(REQUIREMENTS):
Will you print the material below without altering a single character?

(MATERIAL TO PROCESS):
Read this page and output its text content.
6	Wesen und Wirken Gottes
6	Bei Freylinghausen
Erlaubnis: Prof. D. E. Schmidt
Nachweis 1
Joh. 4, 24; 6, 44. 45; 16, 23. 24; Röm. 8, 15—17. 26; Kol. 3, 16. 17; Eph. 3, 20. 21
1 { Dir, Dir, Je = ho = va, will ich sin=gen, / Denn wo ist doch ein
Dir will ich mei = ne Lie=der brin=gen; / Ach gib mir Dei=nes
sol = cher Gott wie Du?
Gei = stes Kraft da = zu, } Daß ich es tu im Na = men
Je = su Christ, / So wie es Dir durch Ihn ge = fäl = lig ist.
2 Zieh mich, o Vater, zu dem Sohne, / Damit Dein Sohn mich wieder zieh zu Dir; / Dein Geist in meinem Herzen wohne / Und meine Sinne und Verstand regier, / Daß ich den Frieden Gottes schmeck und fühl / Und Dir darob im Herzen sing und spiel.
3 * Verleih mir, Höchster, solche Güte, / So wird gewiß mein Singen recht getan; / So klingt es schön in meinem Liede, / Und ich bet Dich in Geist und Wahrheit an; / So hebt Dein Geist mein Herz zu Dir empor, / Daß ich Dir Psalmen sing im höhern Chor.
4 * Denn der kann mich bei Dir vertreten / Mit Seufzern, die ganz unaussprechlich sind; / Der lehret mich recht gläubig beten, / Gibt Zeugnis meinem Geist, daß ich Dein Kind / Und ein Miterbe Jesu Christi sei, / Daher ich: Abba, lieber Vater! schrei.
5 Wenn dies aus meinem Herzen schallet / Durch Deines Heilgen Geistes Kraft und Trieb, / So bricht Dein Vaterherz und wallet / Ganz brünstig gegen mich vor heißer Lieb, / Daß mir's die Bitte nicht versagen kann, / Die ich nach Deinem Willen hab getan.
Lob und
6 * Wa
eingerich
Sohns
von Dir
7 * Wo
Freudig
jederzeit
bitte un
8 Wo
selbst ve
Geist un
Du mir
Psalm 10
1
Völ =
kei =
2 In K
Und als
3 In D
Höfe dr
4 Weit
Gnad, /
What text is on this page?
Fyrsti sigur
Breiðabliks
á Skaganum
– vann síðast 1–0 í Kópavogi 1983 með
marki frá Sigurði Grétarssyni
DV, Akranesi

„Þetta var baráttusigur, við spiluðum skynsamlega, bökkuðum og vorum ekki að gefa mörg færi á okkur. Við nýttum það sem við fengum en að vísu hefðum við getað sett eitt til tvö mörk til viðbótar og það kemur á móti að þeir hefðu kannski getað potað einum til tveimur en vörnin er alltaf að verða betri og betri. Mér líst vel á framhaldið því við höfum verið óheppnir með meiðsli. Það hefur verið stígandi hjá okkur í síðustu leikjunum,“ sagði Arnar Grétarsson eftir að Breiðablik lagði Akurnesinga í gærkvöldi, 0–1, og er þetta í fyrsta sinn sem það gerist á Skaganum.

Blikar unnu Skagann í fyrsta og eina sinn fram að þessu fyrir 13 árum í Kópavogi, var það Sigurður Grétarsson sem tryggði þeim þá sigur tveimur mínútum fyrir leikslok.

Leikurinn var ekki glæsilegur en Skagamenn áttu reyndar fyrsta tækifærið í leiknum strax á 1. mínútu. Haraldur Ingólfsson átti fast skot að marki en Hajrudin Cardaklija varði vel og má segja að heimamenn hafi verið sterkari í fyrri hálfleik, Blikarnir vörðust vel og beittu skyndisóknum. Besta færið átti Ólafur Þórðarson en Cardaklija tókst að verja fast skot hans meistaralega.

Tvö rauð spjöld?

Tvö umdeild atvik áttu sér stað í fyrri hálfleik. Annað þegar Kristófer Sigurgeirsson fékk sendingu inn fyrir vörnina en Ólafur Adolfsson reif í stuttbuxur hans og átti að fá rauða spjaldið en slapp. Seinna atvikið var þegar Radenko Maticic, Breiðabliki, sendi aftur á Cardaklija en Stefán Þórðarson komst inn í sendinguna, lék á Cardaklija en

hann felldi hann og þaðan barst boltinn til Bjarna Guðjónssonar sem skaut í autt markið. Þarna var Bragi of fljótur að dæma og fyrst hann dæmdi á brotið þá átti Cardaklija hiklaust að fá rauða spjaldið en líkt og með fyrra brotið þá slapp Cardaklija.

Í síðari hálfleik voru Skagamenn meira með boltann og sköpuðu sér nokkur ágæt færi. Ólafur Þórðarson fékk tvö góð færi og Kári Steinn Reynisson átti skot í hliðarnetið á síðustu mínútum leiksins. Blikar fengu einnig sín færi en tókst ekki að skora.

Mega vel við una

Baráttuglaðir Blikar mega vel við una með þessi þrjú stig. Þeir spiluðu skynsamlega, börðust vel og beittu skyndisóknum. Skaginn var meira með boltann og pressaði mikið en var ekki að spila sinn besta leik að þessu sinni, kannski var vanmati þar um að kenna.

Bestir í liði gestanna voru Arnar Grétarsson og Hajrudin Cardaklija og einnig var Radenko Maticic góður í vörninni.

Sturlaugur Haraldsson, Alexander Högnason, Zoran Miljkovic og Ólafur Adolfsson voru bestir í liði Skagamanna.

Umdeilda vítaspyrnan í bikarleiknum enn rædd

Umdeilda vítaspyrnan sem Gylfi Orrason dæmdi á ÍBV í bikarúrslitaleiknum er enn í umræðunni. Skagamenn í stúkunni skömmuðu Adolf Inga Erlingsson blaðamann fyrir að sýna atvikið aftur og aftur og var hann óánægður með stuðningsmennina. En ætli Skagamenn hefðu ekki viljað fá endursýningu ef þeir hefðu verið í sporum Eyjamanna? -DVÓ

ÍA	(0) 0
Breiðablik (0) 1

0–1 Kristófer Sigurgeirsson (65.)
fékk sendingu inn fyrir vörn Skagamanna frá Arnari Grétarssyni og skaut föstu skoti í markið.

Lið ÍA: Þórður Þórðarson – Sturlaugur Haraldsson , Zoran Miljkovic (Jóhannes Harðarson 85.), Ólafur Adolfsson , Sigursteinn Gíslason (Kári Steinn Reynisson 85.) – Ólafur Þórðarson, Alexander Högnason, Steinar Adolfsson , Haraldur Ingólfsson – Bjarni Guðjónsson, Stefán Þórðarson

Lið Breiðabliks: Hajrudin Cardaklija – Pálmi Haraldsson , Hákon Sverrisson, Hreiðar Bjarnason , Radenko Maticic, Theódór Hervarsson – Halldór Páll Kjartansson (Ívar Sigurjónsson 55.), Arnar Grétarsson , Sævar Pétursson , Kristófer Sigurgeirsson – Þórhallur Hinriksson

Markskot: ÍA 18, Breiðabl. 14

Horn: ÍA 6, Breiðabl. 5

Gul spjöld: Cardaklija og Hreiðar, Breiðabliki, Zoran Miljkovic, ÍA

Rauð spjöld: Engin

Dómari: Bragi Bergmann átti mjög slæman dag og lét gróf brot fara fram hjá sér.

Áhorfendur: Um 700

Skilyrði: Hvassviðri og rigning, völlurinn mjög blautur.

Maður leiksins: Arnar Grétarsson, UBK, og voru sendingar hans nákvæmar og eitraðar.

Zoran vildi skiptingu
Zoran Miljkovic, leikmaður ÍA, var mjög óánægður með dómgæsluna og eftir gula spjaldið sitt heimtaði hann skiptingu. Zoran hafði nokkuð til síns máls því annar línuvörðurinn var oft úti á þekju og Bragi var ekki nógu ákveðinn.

(FINAL RESULT):
Read this page and output its text content.
6	Wesen und Wirken Gottes
6	Bei Freylinghausen
Erlaubnis: Prof. D. E. Schmidt
Nachweis 1
Joh. 4, 24; 6, 44. 45; 16, 23. 24; Röm. 8, 15—17. 26; Kol. 3, 16. 17; Eph. 3, 20. 21
1 { Dir, Dir, Je = ho = va, will ich sin=gen, / Denn wo ist doch ein
Dir will ich mei = ne Lie=der brin=gen; / Ach gib mir Dei=nes
sol = cher Gott wie Du?
Gei = stes Kraft da = zu, } Daß ich es tu im Na = men
Je = su Christ, / So wie es Dir durch Ihn ge = fäl = lig ist.
2 Zieh mich, o Vater, zu dem Sohne, / Damit Dein Sohn mich wieder zieh zu Dir; / Dein Geist in meinem Herzen wohne / Und meine Sinne und Verstand regier, / Daß ich den Frieden Gottes schmeck und fühl / Und Dir darob im Herzen sing und spiel.
3 * Verleih mir, Höchster, solche Güte, / So wird gewiß mein Singen recht getan; / So klingt es schön in meinem Liede, / Und ich bet Dich in Geist und Wahrheit an; / So hebt Dein Geist mein Herz zu Dir empor, / Daß ich Dir Psalmen sing im höhern Chor.
4 * Denn der kann mich bei Dir vertreten / Mit Seufzern, die ganz unaussprechlich sind; / Der lehret mich recht gläubig beten, / Gibt Zeugnis meinem Geist, daß ich Dein Kind / Und ein Miterbe Jesu Christi sei, / Daher ich: Abba, lieber Vater! schrei.
5 Wenn dies aus meinem Herzen schallet / Durch Deines Heilgen Geistes Kraft und Trieb, / So bricht Dein Vaterherz und wallet / Ganz brünstig gegen mich vor heißer Lieb, / Daß mir's die Bitte nicht versagen kann, / Die ich nach Deinem Willen hab getan.
Lob und
6 * Wa
eingerich
Sohns
von Dir
7 * Wo
Freudig
jederzeit
bitte un
8 Wo
selbst ve
Geist un
Du mir
Psalm 10
1
Völ =
kei =
2 In K
Und als
3 In D
Höfe dr
4 Weit
Gnad, /
What text is on this page?
Fyrsti sigur
Breiðabliks
á Skaganum
– vann síðast 1–0 í Kópavogi 1983 með
marki frá Sigurði Grétarssyni
DV, Akranesi

„Þetta var baráttusigur, við spiluðum skynsamlega, bökkuðum og vorum ekki að gefa mörg færi á okkur. Við nýttum það sem við fengum en að vísu hefðum við getað sett eitt til tvö mörk til viðbótar og það kemur á móti að þeir hefðu kannski getað potað einum til tveimur en vörnin er alltaf að verða betri og betri. Mér líst vel á framhaldið því við höfum verið óheppnir með meiðsli. Það hefur verið stígandi hjá okkur í síðustu leikjunum,“ sagði Arnar Grétarsson eftir að Breiðablik lagði Akurnesinga í gærkvöldi, 0–1, og er þetta í fyrsta sinn sem það gerist á Skaganum.

Blikar unnu Skagann í fyrsta og eina sinn fram að þessu fyrir 13 árum í Kópavogi, var það Sigurður Grétarsson sem tryggði þeim þá sigur tveimur mínútum fyrir leikslok.

Leikurinn var ekki glæsilegur en Skagamenn áttu reyndar fyrsta tækifærið í leiknum strax á 1. mínútu. Haraldur Ingólfsson átti fast skot að marki en Hajrudin Cardaklija varði vel og má segja að heimamenn hafi verið sterkari í fyrri hálfleik, Blikarnir vörðust vel og beittu skyndisóknum. Besta færið átti Ólafur Þórðarson en Cardaklija tókst að verja fast skot hans meistaralega.

Tvö rauð spjöld?

Tvö umdeild atvik áttu sér stað í fyrri hálfleik. Annað þegar Kristófer Sigurgeirsson fékk sendingu inn fyrir vörnina en Ólafur Adolfsson reif í stuttbuxur hans og átti að fá rauða spjaldið en slapp. Seinna atvikið var þegar Radenko Maticic, Breiðabliki, sendi aftur á Cardaklija en Stefán Þórðarson komst inn í sendinguna, lék á Cardaklija en

hann felldi hann og þaðan barst boltinn til Bjarna Guðjónssonar sem skaut í autt markið. Þarna var Bragi of fljótur að dæma og fyrst hann dæmdi á brotið þá átti Cardaklija hiklaust að fá rauða spjaldið en líkt og með fyrra brotið þá slapp Cardaklija.

Í síðari hálfleik voru Skagamenn meira með boltann og sköpuðu sér nokkur ágæt færi. Ólafur Þórðarson fékk tvö góð færi og Kári Steinn Reynisson átti skot í hliðarnetið á síðustu mínútum leiksins. Blikar fengu einnig sín færi en tókst ekki að skora.

Mega vel við una

Baráttuglaðir Blikar mega vel við una með þessi þrjú stig. Þeir spiluðu skynsamlega, börðust vel og beittu skyndisóknum. Skaginn var meira með boltann og pressaði mikið en var ekki að spila sinn besta leik að þessu sinni, kannski var vanmati þar um að kenna.

Bestir í liði gestanna voru Arnar Grétarsson og Hajrudin Cardaklija og einnig var Radenko Maticic góður í vörninni.

Sturlaugur Haraldsson, Alexander Högnason, Zoran Miljkovic og Ólafur Adolfsson voru bestir í liði Skagamanna.

Umdeilda vítaspyrnan í bikarleiknum enn rædd

Umdeilda vítaspyrnan sem Gylfi Orrason dæmdi á ÍBV í bikarúrslitaleiknum er enn í umræðunni. Skagamenn í stúkunni skömmuðu Adolf Inga Erlingsson blaðamann fyrir að sýna atvikið aftur og aftur og var hann óánægður með stuðningsmennina. En ætli Skagamenn hefðu ekki viljað fá endursýningu ef þeir hefðu verið í sporum Eyjamanna? -DVÓ

ÍA	(0) 0
Breiðablik (0) 1

0–1 Kristófer Sigurgeirsson (65.)
fékk sendingu inn fyrir vörn Skagamanna frá Arnari Grétarssyni og skaut föstu skoti í markið.

Lið ÍA: Þórður Þórðarson – Sturlaugur Haraldsson , Zoran Miljkovic (Jóhannes Harðarson 85.), Ólafur Adolfsson , Sigursteinn Gíslason (Kári Steinn Reynisson 85.) – Ólafur Þórðarson, Alexander Högnason, Steinar Adolfsson , Haraldur Ingólfsson – Bjarni Guðjónsson, Stefán Þórðarson

Lið Breiðabliks: Hajrudin Cardaklija – Pálmi Haraldsson , Hákon Sverrisson, Hreiðar Bjarnason , Radenko Maticic, Theódór Hervarsson – Halldór Páll Kjartansson (Ívar Sigurjónsson 55.), Arnar Grétarsson , Sævar Pétursson , Kristófer Sigurgeirsson – Þórhallur Hinriksson

Markskot: ÍA 18, Breiðabl. 14

Horn: ÍA 6, Breiðabl. 5

Gul spjöld: Cardaklija og Hreiðar, Breiðabliki, Zoran Miljkovic, ÍA

Rauð spjöld: Engin

Dómari: Bragi Bergmann átti mjög slæman dag og lét gróf brot fara fram hjá sér.

Áhorfendur: Um 700

Skilyrði: Hvassviðri og rigning, völlurinn mjög blautur.

Maður leiksins: Arnar Grétarsson, UBK, og voru sendingar hans nákvæmar og eitraðar.

Zoran vildi skiptingu
Zoran Miljkovic, leikmaður ÍA, var mjög óánægður með dómgæsluna og eftir gula spjaldið sitt heimtaði hann skiptingu. Zoran hafði nokkuð til síns máls því annar línuvörðurinn var oft úti á þekju og Bragi var ekki nógu ákveðinn.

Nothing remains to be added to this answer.